----- Text segment
Controlling Spyware with Cyfin and CyBlock

Wednesday, April 23rd, 2008

Introduction
Spyware – software that tracks Web surfers’ activity without their knowledge and sends the information back to a third party – is a growing concern for IT administrators. Spyware can compromise security, consume bandwidth and slow networks to a crawl. The good news is you can help protect your network from spyware with Cyfin and CyBlock software.

Spyware Problems
Spyware can get into your computer(s) very easily, and it can be extremely hard to detect. Most employees never realize their computers are infected, and those that do have no idea how it happened.

Because spyware enters a user’s system with “legitimate” traffic through an open Internet port, firewalls are not an adequate defense. Spyware remains undetected by firewalls designed to block suspicious inbound traffic rather than monitor the heavy outbound activity spyware generates. (Inbound spyware doesn’t look suspicious.)

Wavecrest Solutions
Your Cyfin web monitoring software or CyBlock web filtering software can help identify spyware and reduce your risk of downloading it in the future.

1) Use reporting tools to spot spyware activity with Cyfin or CyBlock.
----------
Assignment: Reproduce the entire text on controlling spyware with Cyfin and CyBlock word for word.
----- Extracted information
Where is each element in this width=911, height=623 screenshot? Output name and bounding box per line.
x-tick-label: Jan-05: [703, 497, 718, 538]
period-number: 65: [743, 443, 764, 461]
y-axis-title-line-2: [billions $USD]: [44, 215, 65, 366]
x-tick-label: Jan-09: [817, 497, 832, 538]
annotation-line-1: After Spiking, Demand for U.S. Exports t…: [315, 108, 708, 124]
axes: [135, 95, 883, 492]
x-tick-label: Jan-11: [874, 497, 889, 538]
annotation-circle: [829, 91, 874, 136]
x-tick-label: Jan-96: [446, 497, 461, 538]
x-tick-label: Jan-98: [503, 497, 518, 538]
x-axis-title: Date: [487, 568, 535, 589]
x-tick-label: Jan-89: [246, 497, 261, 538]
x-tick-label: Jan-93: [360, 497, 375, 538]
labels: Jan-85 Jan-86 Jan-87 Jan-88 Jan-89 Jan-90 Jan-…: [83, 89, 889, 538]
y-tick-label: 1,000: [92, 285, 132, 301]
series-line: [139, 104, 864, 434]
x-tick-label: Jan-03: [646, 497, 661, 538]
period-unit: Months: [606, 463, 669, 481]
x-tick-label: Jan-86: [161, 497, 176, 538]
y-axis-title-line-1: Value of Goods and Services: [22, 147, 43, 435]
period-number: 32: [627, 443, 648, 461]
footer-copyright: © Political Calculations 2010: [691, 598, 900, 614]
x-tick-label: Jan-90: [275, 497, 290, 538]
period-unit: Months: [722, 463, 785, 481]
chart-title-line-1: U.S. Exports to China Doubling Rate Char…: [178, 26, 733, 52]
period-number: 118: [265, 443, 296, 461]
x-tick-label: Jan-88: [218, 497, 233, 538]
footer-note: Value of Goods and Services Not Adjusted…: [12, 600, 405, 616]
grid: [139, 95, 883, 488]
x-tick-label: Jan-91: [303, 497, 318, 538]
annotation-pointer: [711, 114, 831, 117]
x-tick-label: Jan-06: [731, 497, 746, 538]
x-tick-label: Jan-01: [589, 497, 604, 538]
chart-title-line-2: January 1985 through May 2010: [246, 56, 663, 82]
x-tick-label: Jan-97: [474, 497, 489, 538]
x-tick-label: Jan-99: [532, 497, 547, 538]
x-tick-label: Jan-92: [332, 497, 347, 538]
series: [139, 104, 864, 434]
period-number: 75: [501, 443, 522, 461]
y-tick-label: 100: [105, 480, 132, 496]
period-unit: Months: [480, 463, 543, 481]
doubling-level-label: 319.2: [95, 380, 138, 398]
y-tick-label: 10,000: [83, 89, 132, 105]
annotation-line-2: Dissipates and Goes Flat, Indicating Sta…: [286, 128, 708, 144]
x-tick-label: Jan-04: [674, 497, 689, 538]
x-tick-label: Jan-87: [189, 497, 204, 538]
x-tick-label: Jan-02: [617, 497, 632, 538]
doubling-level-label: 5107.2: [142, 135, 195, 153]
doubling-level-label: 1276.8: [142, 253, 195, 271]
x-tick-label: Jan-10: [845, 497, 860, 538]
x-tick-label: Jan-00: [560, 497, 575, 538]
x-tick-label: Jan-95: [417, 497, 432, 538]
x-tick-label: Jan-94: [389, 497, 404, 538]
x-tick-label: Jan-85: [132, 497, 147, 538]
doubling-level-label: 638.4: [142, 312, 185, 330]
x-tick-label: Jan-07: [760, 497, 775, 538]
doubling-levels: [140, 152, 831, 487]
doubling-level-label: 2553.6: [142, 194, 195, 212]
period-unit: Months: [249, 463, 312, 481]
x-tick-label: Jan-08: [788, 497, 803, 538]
----------
Problem solution:
Controlling Spyware with Cyfin and CyBlock

Wednesday, April 23rd, 2008

Introduction
Spyware – software that tracks Web surfers’ activity without their knowledge and sends the information back to a third party – is a growing concern for IT administrators. Spyware can compromise security, consume bandwidth and slow networks to a crawl. The good news is you can help protect your network from spyware with Cyfin and CyBlock software.

Spyware Problems
Spyware can get into your computer(s) very easily, and it can be extremely hard to detect. Most employees never realize their computers are infected, and those that do have no idea how it happened.

Because spyware enters a user’s system with “legitimate” traffic through an open Internet port, firewalls are not an adequate defense. Spyware remains undetected by firewalls designed to block suspicious inbound traffic rather than monitor the heavy outbound activity spyware generates. (Inbound spyware doesn’t look suspicious.)

Wavecrest Solutions
Your Cyfin web monitoring software or CyBlock web filtering software can help identify spyware and reduce your risk of downloading it in the future.

1) Use reporting tools to spot spyware activity with Cyfin or CyBlock.